(Your instructions) Make an exact copy of the records, with the images left out.

Stored items from a collection
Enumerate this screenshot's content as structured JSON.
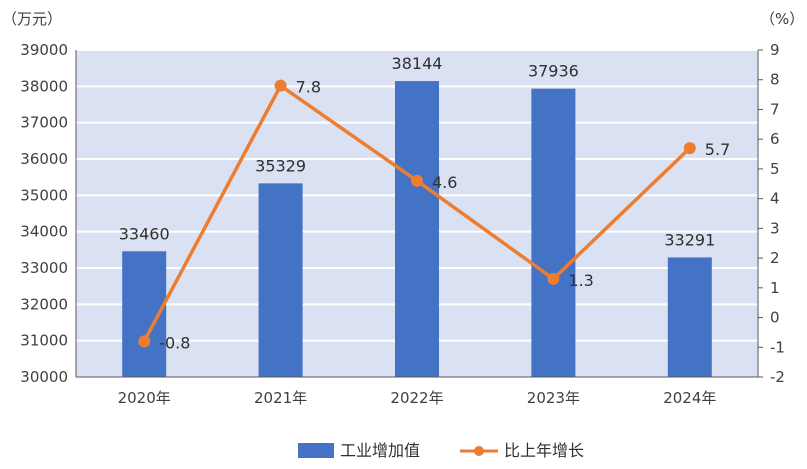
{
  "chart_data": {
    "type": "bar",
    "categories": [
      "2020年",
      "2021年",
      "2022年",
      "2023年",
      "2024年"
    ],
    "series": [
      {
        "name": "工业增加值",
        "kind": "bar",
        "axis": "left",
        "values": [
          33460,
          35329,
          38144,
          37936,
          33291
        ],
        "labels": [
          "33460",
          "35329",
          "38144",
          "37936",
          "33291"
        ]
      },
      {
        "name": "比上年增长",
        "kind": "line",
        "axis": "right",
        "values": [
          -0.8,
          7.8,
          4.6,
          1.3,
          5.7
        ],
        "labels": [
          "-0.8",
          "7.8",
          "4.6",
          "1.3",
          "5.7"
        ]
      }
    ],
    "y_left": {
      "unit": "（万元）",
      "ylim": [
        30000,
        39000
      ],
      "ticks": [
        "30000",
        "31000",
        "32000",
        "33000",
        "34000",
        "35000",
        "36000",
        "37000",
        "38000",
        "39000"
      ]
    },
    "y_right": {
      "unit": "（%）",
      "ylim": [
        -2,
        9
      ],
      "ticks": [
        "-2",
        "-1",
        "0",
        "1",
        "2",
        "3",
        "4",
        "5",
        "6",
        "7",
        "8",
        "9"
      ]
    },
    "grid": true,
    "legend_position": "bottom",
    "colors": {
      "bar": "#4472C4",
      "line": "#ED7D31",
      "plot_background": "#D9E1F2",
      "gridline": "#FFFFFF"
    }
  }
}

(Correct result)
Enumerate this screenshot's content as structured JSON.
{
  "chart_data": {
    "type": "bar",
    "categories": [
      "2020年",
      "2021年",
      "2022年",
      "2023年",
      "2024年"
    ],
    "series": [
      {
        "name": "工业增加值",
        "kind": "bar",
        "axis": "left",
        "values": [
          33460,
          35329,
          38144,
          37936,
          33291
        ],
        "labels": [
          "33460",
          "35329",
          "38144",
          "37936",
          "33291"
        ]
      },
      {
        "name": "比上年增长",
        "kind": "line",
        "axis": "right",
        "values": [
          -0.8,
          7.8,
          4.6,
          1.3,
          5.7
        ],
        "labels": [
          "-0.8",
          "7.8",
          "4.6",
          "1.3",
          "5.7"
        ]
      }
    ],
    "y_left": {
      "unit": "（万元）",
      "ylim": [
        30000,
        39000
      ],
      "ticks": [
        "30000",
        "31000",
        "32000",
        "33000",
        "34000",
        "35000",
        "36000",
        "37000",
        "38000",
        "39000"
      ]
    },
    "y_right": {
      "unit": "（%）",
      "ylim": [
        -2,
        9
      ],
      "ticks": [
        "-2",
        "-1",
        "0",
        "1",
        "2",
        "3",
        "4",
        "5",
        "6",
        "7",
        "8",
        "9"
      ]
    },
    "grid": true,
    "legend_position": "bottom",
    "colors": {
      "bar": "#4472C4",
      "line": "#ED7D31",
      "plot_background": "#D9E1F2",
      "gridline": "#FFFFFF"
    }
  }
}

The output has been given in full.